[Recorded data]
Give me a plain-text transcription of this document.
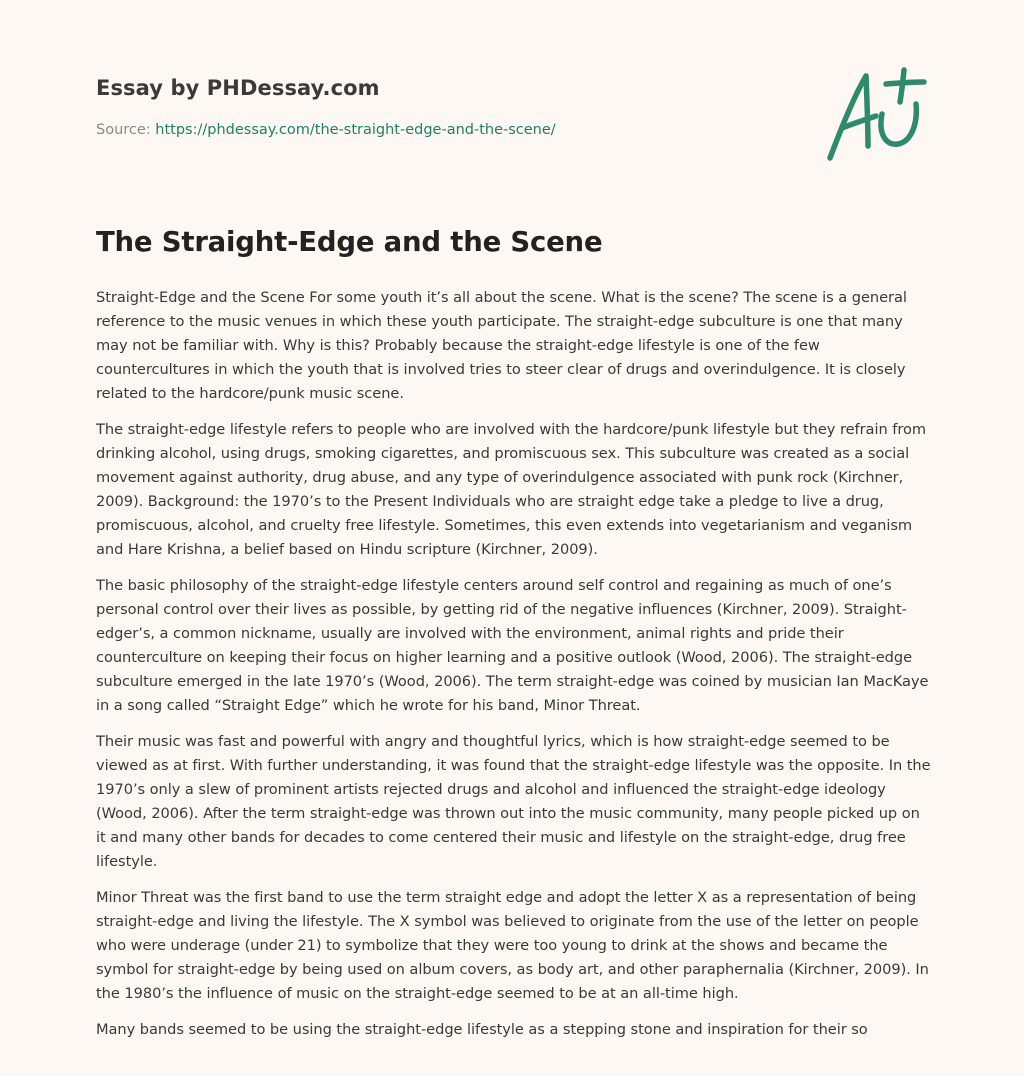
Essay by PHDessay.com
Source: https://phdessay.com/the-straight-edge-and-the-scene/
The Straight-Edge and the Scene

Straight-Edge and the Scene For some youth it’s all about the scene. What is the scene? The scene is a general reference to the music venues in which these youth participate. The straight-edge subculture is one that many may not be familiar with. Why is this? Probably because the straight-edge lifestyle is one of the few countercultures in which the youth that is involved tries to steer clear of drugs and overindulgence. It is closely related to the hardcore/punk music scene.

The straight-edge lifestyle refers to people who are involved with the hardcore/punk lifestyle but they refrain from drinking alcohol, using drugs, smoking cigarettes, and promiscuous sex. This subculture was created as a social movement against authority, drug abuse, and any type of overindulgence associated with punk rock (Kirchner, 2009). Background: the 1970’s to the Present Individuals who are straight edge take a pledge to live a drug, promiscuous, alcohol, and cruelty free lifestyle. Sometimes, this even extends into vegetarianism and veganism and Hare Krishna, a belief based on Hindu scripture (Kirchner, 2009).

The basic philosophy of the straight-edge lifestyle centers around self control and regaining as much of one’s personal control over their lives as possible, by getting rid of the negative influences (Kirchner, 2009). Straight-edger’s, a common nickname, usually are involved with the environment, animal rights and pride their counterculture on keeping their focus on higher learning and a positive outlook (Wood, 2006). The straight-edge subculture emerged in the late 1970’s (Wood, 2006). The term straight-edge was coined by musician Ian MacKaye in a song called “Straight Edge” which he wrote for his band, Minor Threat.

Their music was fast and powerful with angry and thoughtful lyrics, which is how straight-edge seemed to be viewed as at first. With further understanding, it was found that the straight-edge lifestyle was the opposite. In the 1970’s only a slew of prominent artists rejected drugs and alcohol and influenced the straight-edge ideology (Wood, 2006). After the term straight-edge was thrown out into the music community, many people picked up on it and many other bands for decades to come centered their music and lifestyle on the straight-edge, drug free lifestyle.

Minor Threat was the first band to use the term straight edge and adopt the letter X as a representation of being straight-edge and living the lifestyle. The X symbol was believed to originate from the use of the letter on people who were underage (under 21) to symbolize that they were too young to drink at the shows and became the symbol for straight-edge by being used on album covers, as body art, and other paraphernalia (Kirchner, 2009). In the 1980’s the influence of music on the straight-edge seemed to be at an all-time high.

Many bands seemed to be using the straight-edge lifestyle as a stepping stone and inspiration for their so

• [Task details]
Copy out every line of the material above exactly, skipping the pictures.

• [Reply to the exercise]
Give me a plain-text transcription of this document.
Essay by PHDessay.com
Source: https://phdessay.com/the-straight-edge-and-the-scene/
The Straight-Edge and the Scene

Straight-Edge and the Scene For some youth it’s all about the scene. What is the scene? The scene is a general reference to the music venues in which these youth participate. The straight-edge subculture is one that many may not be familiar with. Why is this? Probably because the straight-edge lifestyle is one of the few countercultures in which the youth that is involved tries to steer clear of drugs and overindulgence. It is closely related to the hardcore/punk music scene.

The straight-edge lifestyle refers to people who are involved with the hardcore/punk lifestyle but they refrain from drinking alcohol, using drugs, smoking cigarettes, and promiscuous sex. This subculture was created as a social movement against authority, drug abuse, and any type of overindulgence associated with punk rock (Kirchner, 2009). Background: the 1970’s to the Present Individuals who are straight edge take a pledge to live a drug, promiscuous, alcohol, and cruelty free lifestyle. Sometimes, this even extends into vegetarianism and veganism and Hare Krishna, a belief based on Hindu scripture (Kirchner, 2009).

The basic philosophy of the straight-edge lifestyle centers around self control and regaining as much of one’s personal control over their lives as possible, by getting rid of the negative influences (Kirchner, 2009). Straight-edger’s, a common nickname, usually are involved with the environment, animal rights and pride their counterculture on keeping their focus on higher learning and a positive outlook (Wood, 2006). The straight-edge subculture emerged in the late 1970’s (Wood, 2006). The term straight-edge was coined by musician Ian MacKaye in a song called “Straight Edge” which he wrote for his band, Minor Threat.

Their music was fast and powerful with angry and thoughtful lyrics, which is how straight-edge seemed to be viewed as at first. With further understanding, it was found that the straight-edge lifestyle was the opposite. In the 1970’s only a slew of prominent artists rejected drugs and alcohol and influenced the straight-edge ideology (Wood, 2006). After the term straight-edge was thrown out into the music community, many people picked up on it and many other bands for decades to come centered their music and lifestyle on the straight-edge, drug free lifestyle.

Minor Threat was the first band to use the term straight edge and adopt the letter X as a representation of being straight-edge and living the lifestyle. The X symbol was believed to originate from the use of the letter on people who were underage (under 21) to symbolize that they were too young to drink at the shows and became the symbol for straight-edge by being used on album covers, as body art, and other paraphernalia (Kirchner, 2009). In the 1980’s the influence of music on the straight-edge seemed to be at an all-time high.

Many bands seemed to be using the straight-edge lifestyle as a stepping stone and inspiration for their so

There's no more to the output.